**Required action**
Continue the essay on making summer special for children, starting right after its final sentence.

╭─ Supplied text

Summertime.

Now there’s a word and a season with some magic.

For most adults, summer brings homegrown fruits and vegetables, vacations, and a slower pace of life. For me, summer bestows the special pleasure of drinking coffee early in the morning on my front porch before the day heats up, enjoying the chorus of songbirds and the breeze slipping down from the hills.

For kids, summer means a break from books, tests, and teachers. Even with the COVID pandemic, surely summer delivers a sense of freedom and adventure to the younger crew, who, for a few months, are less regulated by a clock and routine.

After watching how some families with children spend their summers, talking to my own children about their plans for my grandchildren, and remembering what made my own boyhood summers special, I blended some of these ingredients together and came up with the following recipes to help make this summer a special one.

Give the kids lots of free time. Sure, sometimes they’ll complain of boredom—“I can find something for you to do,” my mom used to say, and that was a threat, not a promise—but boredom can be good for kids. It forces them to invent their own amusements, to pick up a book, to drift around the backyard looking mopey until they notice the ant war taking place on the sidewalk.

╰─
╭─ Entries shown

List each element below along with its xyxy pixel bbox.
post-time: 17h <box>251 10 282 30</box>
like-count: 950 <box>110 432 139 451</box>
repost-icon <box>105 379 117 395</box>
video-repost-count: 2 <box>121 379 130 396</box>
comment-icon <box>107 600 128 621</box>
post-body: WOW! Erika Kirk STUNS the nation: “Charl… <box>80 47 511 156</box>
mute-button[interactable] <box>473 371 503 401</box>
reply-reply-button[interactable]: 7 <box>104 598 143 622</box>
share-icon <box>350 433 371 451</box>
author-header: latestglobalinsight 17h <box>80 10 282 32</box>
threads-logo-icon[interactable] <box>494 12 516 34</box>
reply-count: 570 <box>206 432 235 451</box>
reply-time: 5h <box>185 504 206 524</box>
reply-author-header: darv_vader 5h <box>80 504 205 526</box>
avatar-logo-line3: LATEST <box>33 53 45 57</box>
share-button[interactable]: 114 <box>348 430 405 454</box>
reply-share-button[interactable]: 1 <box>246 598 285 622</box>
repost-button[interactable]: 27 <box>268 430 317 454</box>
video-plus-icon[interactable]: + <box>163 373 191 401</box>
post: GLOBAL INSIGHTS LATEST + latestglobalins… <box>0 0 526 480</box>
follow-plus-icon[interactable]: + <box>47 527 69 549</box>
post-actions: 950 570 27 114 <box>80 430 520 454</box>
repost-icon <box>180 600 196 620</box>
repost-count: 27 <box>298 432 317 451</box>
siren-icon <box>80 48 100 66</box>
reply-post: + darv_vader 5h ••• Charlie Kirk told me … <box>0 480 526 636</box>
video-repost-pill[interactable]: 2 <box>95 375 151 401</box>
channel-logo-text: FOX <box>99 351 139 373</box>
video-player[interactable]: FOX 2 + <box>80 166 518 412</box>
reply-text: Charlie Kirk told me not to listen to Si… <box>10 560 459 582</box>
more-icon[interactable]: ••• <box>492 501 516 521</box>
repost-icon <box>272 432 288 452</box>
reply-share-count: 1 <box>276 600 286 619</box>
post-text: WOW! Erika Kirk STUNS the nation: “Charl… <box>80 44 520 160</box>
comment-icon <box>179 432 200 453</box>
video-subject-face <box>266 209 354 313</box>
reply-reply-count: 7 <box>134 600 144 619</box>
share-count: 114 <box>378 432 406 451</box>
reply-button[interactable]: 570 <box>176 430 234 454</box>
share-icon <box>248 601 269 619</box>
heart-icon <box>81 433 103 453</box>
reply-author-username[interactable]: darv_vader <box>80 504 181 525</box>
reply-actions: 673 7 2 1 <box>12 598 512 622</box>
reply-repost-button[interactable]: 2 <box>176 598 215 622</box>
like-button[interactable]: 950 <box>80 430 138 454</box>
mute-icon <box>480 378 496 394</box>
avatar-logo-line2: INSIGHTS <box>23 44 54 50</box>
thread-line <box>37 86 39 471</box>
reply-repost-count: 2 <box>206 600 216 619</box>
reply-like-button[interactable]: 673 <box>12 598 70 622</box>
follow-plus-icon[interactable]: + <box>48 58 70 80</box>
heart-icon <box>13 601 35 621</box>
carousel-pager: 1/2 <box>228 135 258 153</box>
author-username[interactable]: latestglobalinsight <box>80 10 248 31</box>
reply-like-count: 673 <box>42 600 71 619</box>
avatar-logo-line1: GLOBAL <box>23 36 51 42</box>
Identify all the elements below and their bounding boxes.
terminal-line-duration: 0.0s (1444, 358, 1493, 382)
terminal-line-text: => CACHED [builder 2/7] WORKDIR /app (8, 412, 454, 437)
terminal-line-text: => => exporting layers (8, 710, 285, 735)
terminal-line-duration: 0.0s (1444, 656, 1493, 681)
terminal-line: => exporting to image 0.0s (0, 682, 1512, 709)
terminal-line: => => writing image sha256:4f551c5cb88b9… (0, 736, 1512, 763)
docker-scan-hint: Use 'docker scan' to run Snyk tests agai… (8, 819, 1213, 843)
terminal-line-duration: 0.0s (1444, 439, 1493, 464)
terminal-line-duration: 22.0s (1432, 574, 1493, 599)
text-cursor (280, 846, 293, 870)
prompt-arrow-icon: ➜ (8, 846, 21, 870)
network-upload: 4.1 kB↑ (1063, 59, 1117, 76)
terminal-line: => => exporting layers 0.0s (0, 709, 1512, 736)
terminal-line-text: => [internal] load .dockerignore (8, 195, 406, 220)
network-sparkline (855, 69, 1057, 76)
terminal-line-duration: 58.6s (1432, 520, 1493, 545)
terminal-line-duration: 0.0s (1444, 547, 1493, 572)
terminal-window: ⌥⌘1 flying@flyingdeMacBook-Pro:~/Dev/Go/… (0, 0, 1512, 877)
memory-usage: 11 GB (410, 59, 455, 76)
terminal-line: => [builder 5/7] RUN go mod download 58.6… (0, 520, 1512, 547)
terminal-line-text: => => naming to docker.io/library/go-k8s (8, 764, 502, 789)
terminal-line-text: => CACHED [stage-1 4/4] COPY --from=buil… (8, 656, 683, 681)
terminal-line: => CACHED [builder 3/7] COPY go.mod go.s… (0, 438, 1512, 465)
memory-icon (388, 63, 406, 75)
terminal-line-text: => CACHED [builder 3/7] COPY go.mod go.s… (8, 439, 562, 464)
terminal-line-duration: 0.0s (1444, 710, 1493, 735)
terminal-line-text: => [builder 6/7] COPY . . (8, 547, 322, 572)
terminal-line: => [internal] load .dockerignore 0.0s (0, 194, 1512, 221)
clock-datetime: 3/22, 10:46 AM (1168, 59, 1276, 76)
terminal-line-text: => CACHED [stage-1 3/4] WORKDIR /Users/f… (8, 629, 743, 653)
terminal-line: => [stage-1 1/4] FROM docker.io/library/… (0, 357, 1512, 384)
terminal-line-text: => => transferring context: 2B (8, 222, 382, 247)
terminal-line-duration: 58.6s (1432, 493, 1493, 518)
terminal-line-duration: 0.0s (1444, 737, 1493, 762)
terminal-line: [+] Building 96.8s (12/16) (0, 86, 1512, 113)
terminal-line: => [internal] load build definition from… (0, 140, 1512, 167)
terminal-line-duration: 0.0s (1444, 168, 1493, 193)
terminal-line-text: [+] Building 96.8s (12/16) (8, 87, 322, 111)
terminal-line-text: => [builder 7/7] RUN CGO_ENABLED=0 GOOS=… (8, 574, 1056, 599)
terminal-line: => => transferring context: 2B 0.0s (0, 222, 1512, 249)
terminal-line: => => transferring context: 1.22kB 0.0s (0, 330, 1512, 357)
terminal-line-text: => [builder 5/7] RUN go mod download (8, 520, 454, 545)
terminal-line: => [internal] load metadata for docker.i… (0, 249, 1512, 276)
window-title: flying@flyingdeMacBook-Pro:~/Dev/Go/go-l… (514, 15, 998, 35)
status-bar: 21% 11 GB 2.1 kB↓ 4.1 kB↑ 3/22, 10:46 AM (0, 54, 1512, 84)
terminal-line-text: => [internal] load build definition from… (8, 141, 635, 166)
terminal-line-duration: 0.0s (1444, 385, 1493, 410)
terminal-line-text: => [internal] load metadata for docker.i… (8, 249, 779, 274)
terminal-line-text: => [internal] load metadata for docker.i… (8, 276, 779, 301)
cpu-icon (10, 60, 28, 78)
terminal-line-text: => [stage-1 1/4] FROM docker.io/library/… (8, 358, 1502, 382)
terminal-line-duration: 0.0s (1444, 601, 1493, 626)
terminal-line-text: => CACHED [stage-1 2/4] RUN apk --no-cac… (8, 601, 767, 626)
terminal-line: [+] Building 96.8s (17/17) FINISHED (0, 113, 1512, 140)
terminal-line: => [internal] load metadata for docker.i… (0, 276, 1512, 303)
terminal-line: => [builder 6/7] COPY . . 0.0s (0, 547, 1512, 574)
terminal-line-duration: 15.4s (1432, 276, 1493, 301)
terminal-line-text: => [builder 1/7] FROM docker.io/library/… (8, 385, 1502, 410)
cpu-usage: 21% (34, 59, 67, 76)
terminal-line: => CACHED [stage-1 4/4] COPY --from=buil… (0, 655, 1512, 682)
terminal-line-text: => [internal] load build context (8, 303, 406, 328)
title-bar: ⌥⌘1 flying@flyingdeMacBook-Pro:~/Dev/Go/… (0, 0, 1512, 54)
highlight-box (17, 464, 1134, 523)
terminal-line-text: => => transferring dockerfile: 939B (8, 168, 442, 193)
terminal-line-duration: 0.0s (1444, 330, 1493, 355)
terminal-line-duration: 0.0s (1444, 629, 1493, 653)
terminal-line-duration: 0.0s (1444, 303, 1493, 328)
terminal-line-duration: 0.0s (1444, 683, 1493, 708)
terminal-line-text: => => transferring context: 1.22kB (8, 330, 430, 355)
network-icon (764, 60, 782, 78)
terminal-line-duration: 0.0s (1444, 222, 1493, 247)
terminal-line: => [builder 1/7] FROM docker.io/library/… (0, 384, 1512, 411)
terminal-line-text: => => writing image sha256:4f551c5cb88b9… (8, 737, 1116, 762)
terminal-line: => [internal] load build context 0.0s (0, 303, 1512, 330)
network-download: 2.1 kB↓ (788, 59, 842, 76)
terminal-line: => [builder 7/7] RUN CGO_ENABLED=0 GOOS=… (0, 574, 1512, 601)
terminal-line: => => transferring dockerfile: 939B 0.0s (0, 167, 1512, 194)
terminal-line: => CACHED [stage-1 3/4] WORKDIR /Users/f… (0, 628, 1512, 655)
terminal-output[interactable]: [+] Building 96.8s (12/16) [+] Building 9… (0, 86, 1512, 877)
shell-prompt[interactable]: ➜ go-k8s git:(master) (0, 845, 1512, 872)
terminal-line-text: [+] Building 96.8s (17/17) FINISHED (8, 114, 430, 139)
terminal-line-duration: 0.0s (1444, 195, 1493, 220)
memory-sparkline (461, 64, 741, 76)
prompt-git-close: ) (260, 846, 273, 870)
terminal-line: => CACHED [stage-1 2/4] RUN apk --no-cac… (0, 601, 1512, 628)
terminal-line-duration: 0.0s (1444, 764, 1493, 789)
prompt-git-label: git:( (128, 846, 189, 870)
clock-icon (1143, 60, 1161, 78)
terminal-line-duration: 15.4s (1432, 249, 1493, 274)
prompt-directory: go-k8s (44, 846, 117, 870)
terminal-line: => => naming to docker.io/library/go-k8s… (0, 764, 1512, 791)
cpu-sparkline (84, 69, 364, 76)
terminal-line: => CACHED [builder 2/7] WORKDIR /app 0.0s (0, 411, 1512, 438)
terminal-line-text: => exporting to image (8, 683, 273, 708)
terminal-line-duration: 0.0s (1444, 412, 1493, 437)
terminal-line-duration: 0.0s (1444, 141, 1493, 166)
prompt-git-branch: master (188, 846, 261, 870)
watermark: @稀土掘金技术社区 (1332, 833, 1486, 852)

╰─

**Answer to the problem**
Even more, this freedom allows them to exercise their creative powers. It acts like a gymnasium for the mind, a workout room where there are no instructors or trainers, just a place where they can pretend and dream. One of my granddaughters, for example, has a box filled with tiaras, stoles, and princess dresses, and she often dresses up and glides about the house pretending she is royalty. She has discovered one of the greatest human gifts: imagination.

Have them play outdoors. Beyond a stand of pines at the back of my house is a yard loud with children laughing, talking, shouting, and screaming. For three or four hours a day, this gang enjoys the fresh air and running barefoot through the grass.

And so should we all. Studies have shown that Americans spend less than 8 percent of their time outdoors. That figure sounds remarkably wrongheaded, but when I consider other homes in my neighborhood, which have front porches no one ever uses and appear deserted except when residents drive away in their cars, that number makes sense.

Sunshine and fresh air are vitamins for us all. Let’s make sure our kids get their fill.

Get to know your own backyard and take the kids with you. The old observation that people who live in New York City never visit the Empire State Building applies, I suspect, to all of us. Here in Front Royal, Virginia, for example, we have various attractions—the Virginia Beer Museum, the home of famed Confederate spy Belle Boyd, a Civil War museum, a dinosaur park, Skyline Caverns, and battlefields an hour’s drive away—yet I would wager many who live here have never visited some of these places.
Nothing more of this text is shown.